Aside from living in the aforementioned countries, we also visited places like Britain, France, Greece, Kashmir, and Kenya.+
Although living overseas compromised my education in some respects, I would never trade that time for anything. I learned so much about the world and myself during that time, things I could never garner from books or TV shows. Living in developing countries, experiencing them first hand and being thoroughly immersed in wildly divergent cultures changed my perspective on life. Those moments have filtered into all of my writing in some way or another, and inform my social conscience every day of my life. And though everything was not wonderful when I was growing up, and though there were times that were decidedly difficult, I nevertheless cherish all of my memories of those days.
◆ ◆ ◆ ◆ ◆ ◆ ◆
• **Tasks to carry out**
1. List every place that the passage about living overseas names as visited, apart from the countries where the writer lived.
2. Carry on the passage about living overseas from its final sentence, keeping the same first-person reflective voice.
The lines after this sentence come from a different source.

• **Given information**
◆ ◆ ◆ ◆ ◆ ◆ ◆
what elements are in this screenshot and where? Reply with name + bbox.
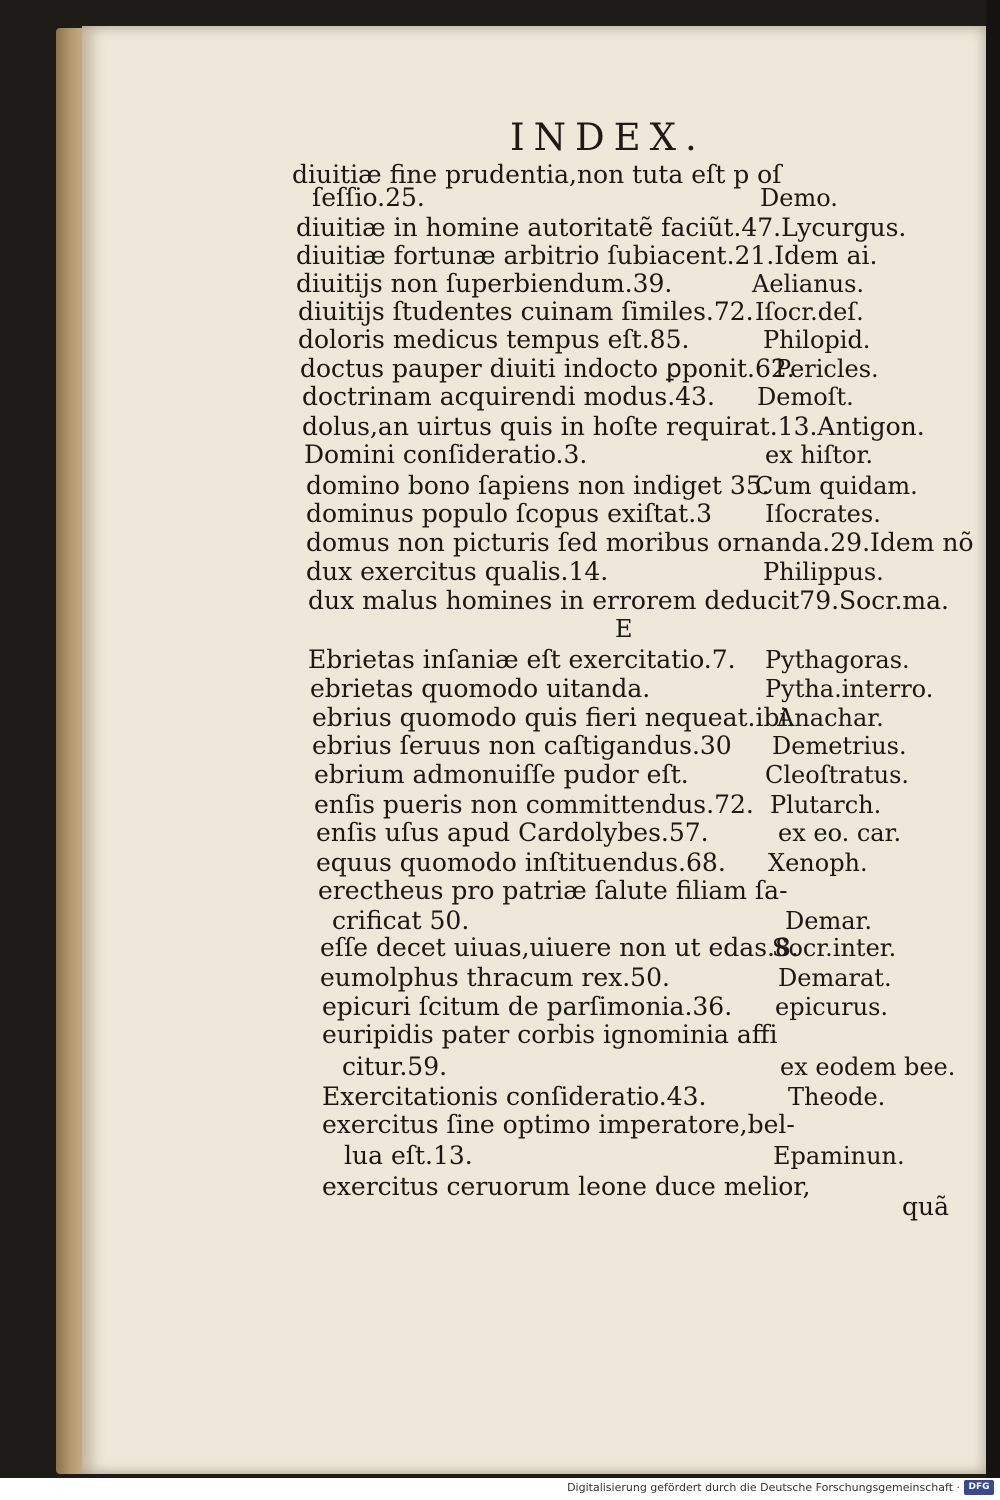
◆ ◆ ◆ ◆ ◆ ◆ ◆
• **Results**
1. Britain, France, Greece, Kashmir, Kenya

2.
After we settled back Canada my father continued to undertake overseas jobs, working in such places as Argentina, Columbia, Zaire, and Saudi Arabia. Meanwhile, I pursued a different course in life, undertaking various jobs as I pursued writing and art. I've done things like build greenhouses, tutor art, help construct custom homes, freelance art, commissioned paintings, graphic art, child care, construction, word processing piece work, and more. During all this I continued to follow my dream of being a writer, but it was a long time before I felt confident enough about anything I had written to consider it worthy of submission.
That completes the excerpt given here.